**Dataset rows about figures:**
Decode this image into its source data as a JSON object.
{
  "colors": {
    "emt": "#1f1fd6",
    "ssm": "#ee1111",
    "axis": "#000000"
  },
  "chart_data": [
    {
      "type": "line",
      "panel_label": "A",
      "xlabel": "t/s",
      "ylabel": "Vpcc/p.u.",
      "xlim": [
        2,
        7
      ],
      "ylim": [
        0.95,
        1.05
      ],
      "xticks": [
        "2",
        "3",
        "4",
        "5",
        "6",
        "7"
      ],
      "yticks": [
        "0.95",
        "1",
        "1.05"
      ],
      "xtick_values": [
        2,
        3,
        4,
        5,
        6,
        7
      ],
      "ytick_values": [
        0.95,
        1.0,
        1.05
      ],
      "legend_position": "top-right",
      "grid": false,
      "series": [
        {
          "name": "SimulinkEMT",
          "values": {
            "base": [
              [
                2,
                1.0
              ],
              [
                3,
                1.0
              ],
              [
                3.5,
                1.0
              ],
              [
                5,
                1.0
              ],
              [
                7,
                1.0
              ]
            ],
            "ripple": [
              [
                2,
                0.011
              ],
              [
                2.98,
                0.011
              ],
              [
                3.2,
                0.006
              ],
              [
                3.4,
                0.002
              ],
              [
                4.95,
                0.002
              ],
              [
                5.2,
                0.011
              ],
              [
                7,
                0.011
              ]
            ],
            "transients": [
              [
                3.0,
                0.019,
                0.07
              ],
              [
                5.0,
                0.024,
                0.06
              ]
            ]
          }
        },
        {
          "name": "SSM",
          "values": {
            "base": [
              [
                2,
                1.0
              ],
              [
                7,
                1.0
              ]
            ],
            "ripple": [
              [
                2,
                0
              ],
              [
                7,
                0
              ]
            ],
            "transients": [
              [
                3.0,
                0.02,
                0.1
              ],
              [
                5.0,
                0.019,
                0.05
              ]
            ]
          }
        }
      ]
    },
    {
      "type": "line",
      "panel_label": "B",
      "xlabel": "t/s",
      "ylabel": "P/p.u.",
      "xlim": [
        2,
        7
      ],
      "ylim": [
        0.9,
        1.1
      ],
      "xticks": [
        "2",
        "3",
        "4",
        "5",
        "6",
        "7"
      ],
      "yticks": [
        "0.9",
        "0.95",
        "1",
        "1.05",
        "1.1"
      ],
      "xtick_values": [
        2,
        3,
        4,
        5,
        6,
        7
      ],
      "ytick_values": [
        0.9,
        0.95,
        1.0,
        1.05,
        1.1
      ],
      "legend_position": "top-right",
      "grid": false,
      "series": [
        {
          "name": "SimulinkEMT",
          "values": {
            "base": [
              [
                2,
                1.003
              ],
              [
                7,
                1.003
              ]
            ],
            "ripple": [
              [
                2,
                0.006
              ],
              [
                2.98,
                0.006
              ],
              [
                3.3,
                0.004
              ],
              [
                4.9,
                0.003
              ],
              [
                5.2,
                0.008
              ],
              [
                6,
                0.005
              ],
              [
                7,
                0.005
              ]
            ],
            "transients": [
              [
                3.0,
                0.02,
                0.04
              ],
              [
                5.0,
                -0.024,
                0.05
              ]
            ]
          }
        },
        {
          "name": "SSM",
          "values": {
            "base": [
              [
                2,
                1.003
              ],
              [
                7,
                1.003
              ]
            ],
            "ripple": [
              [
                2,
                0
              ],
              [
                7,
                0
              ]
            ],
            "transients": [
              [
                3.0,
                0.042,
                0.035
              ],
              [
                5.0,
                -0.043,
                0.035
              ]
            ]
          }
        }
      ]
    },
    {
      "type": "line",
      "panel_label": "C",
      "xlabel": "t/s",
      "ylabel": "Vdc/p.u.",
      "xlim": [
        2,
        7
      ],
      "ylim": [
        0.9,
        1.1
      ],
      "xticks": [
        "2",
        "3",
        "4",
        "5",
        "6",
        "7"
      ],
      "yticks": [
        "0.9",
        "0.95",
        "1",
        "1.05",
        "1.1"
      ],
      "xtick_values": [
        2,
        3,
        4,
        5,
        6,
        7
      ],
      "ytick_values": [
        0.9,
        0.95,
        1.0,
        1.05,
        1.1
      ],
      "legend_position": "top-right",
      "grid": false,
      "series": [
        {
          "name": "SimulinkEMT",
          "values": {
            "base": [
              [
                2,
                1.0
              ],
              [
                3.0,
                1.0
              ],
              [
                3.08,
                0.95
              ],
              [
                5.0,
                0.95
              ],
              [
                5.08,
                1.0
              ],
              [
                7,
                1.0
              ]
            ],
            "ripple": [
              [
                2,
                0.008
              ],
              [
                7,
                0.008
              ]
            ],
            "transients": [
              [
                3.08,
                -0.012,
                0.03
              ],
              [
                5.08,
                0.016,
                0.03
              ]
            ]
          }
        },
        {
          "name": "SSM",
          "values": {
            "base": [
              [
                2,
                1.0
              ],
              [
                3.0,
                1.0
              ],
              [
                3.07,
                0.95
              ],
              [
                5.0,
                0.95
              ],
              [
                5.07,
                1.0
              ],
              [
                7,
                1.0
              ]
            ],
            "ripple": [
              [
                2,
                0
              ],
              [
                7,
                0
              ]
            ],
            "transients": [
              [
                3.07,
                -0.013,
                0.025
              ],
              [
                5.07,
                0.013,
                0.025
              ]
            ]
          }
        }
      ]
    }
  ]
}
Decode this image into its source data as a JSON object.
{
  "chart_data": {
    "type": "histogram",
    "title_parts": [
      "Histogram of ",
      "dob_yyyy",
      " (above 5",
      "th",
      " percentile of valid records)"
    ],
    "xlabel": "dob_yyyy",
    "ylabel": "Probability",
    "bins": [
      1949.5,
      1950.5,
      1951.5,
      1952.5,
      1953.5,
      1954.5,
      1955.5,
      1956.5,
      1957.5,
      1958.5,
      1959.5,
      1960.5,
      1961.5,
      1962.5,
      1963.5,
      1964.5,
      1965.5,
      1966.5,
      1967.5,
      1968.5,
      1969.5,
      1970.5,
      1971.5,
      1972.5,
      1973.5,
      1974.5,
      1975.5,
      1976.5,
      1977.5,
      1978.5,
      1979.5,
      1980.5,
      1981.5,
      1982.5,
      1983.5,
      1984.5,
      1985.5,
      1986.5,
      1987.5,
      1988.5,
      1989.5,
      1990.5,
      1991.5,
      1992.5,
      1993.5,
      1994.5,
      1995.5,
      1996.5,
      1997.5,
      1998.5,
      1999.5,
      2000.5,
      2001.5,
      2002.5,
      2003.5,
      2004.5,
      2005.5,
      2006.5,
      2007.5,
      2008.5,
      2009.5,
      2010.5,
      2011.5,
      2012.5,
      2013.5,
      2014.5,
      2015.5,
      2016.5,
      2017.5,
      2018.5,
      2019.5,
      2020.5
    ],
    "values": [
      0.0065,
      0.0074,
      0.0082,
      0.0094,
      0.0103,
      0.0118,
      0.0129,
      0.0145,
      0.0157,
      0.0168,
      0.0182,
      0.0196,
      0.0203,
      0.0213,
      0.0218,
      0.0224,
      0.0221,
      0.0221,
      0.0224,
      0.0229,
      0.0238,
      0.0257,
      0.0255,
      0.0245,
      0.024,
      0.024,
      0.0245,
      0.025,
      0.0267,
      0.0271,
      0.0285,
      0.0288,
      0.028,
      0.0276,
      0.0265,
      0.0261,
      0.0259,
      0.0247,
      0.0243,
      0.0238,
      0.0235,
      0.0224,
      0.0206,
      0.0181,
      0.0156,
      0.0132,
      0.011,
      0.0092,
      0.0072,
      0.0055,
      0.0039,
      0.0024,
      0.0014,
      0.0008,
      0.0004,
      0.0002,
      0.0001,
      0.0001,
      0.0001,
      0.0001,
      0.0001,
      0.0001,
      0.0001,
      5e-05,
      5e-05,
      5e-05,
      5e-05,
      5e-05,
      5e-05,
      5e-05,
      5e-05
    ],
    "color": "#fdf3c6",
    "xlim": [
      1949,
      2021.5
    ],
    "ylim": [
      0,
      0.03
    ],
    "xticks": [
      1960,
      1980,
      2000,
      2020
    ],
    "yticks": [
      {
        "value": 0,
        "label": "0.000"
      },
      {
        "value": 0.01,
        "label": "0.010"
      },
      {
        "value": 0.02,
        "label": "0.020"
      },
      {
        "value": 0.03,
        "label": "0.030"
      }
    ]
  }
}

**Exercise requirements:** From the listing above, copy every line that holds the string "ylabel".

**Result for this task:**
      "ylabel": "Vpcc/p.u.",
      "ylabel": "P/p.u.",
      "ylabel": "Vdc/p.u.",
    "ylabel": "Probability",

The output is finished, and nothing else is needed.